>> Begin DATA SHOWN

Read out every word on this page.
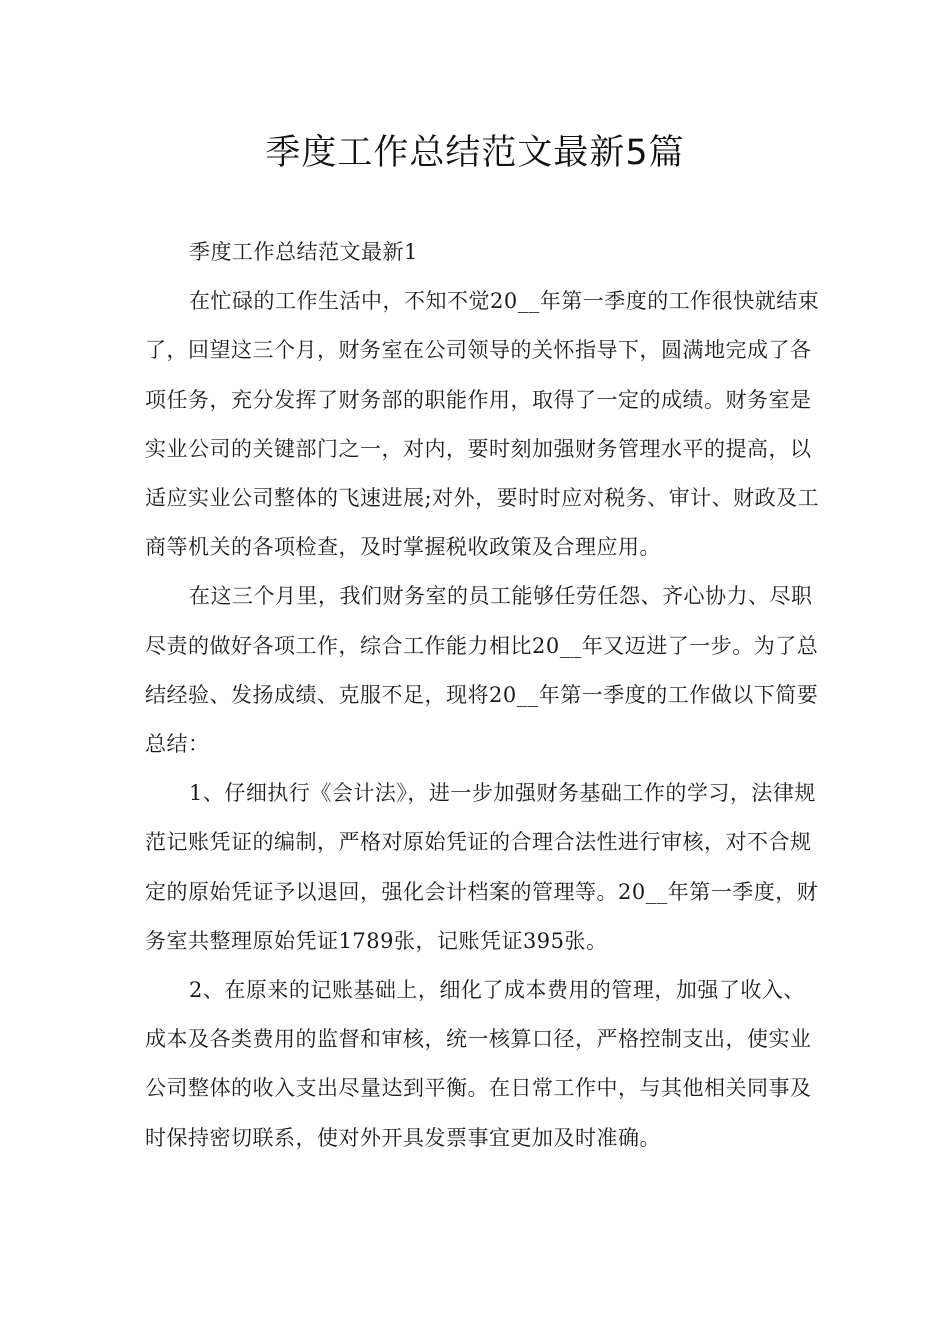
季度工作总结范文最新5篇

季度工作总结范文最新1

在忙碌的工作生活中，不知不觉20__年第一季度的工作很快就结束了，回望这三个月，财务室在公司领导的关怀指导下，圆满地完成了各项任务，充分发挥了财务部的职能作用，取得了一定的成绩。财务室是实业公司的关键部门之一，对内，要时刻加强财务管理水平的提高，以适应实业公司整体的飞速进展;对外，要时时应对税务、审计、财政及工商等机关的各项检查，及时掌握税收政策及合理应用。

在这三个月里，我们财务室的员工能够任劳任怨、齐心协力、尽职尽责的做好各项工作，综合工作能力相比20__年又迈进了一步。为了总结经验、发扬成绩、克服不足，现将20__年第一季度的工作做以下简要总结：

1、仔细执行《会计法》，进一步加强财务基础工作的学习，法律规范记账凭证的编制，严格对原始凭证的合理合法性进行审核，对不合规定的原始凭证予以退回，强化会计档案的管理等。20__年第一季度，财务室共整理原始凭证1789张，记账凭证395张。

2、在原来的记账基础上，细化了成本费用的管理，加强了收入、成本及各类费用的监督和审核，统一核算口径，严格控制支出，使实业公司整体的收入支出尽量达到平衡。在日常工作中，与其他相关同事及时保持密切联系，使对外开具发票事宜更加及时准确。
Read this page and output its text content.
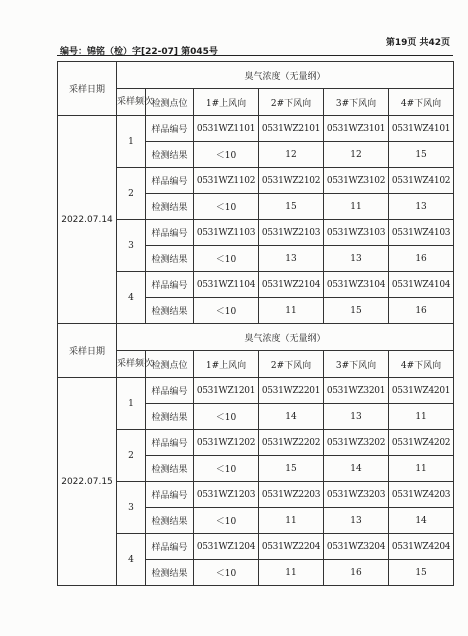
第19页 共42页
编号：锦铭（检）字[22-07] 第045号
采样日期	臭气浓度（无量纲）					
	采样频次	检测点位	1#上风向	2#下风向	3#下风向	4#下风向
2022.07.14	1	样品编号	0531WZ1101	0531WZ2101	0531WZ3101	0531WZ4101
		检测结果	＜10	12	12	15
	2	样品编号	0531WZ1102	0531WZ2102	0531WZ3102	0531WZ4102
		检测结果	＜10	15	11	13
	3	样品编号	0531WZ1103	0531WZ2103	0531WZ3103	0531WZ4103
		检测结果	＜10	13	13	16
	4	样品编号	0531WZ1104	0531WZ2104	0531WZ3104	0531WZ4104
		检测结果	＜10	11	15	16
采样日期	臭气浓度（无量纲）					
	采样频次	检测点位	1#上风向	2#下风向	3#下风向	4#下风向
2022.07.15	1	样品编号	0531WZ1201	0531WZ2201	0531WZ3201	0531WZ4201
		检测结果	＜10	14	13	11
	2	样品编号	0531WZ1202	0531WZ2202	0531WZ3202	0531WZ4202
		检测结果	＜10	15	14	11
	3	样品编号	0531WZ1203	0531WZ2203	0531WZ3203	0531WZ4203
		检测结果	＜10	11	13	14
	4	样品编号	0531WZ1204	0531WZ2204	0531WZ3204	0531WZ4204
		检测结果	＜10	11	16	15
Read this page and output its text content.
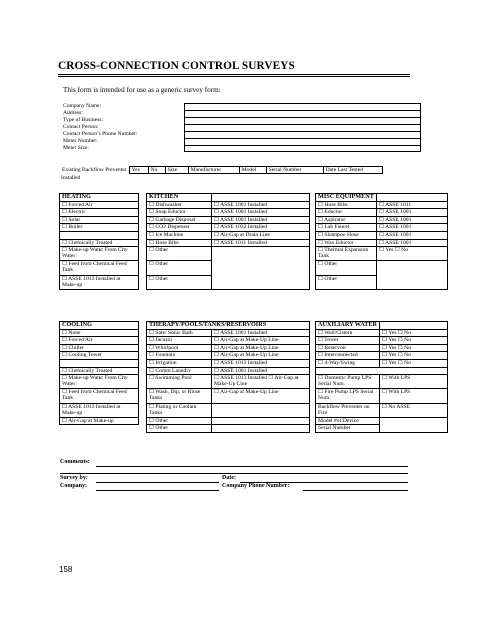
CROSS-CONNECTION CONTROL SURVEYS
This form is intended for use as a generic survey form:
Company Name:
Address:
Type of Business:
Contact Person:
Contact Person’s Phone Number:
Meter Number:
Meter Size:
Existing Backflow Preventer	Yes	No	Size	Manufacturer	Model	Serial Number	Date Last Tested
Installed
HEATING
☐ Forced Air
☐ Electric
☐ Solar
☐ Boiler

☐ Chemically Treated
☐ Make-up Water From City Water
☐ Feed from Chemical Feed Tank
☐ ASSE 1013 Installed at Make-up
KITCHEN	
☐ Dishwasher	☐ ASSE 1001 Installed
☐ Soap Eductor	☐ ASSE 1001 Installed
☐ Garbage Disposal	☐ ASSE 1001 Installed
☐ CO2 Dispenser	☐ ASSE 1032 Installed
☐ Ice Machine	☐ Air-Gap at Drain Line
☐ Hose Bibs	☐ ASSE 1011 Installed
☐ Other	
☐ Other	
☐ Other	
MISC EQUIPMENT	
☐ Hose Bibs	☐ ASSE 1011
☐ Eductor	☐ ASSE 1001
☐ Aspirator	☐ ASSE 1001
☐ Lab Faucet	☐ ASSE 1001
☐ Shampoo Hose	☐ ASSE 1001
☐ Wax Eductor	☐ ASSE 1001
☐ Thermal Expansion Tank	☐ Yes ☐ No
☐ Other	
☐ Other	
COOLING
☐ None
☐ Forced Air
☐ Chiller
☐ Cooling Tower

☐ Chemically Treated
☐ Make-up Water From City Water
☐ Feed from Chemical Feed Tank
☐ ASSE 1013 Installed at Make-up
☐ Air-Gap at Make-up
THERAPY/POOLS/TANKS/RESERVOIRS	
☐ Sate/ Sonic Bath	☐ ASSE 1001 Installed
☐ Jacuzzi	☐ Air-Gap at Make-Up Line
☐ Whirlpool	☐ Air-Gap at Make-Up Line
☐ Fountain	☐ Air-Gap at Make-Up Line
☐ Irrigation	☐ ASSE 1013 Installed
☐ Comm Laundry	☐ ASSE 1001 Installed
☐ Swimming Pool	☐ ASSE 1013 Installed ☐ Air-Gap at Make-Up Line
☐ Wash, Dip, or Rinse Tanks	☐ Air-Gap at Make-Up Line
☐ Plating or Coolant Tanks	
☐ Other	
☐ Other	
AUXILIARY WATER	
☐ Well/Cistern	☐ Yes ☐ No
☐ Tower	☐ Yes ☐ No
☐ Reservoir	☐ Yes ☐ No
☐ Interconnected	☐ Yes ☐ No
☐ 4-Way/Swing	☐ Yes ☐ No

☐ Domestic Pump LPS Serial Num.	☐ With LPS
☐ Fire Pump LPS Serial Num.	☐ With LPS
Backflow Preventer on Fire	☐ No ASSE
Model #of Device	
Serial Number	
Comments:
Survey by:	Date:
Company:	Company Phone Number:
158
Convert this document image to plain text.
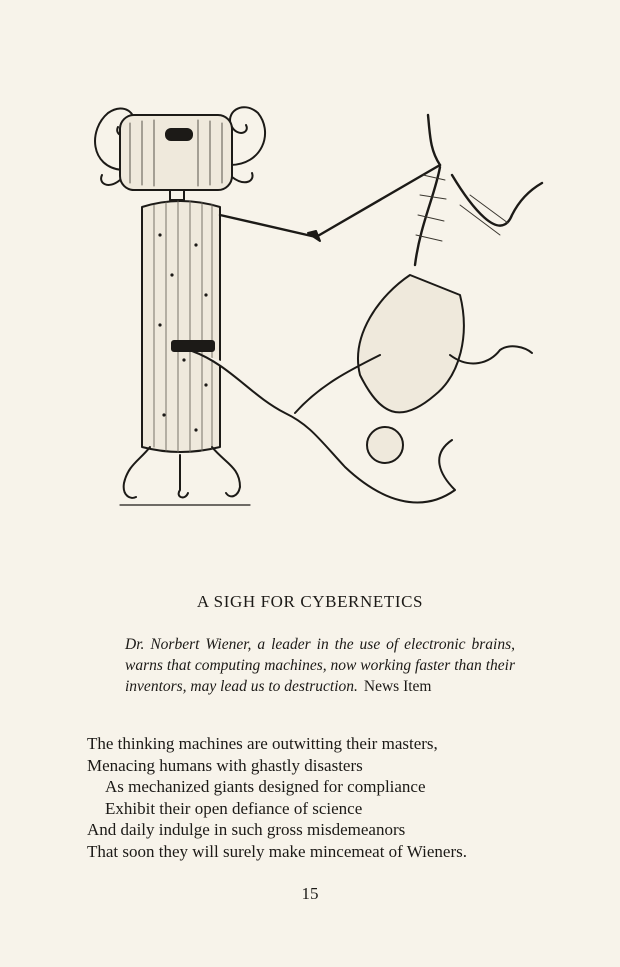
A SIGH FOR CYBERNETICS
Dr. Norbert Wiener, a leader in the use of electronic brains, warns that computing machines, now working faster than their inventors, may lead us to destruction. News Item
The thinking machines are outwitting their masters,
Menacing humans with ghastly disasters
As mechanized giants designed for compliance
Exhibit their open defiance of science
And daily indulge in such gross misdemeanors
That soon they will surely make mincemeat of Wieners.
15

>> End DATA SHOWN

- _WHAT IS BEING ASKED_:
With pictures omitted, reproduce exactly the lines from the line containing "Convert this document image to plain text." through the end of the data above.

- _FULL SOLUTION_:
Convert this document image to plain text.
A SIGH FOR CYBERNETICS
Dr. Norbert Wiener, a leader in the use of electronic brains, warns that computing machines, now working faster than their inventors, may lead us to destruction. News Item
The thinking machines are outwitting their masters,
Menacing humans with ghastly disasters
As mechanized giants designed for compliance
Exhibit their open defiance of science
And daily indulge in such gross misdemeanors
That soon they will surely make mincemeat of Wieners.
15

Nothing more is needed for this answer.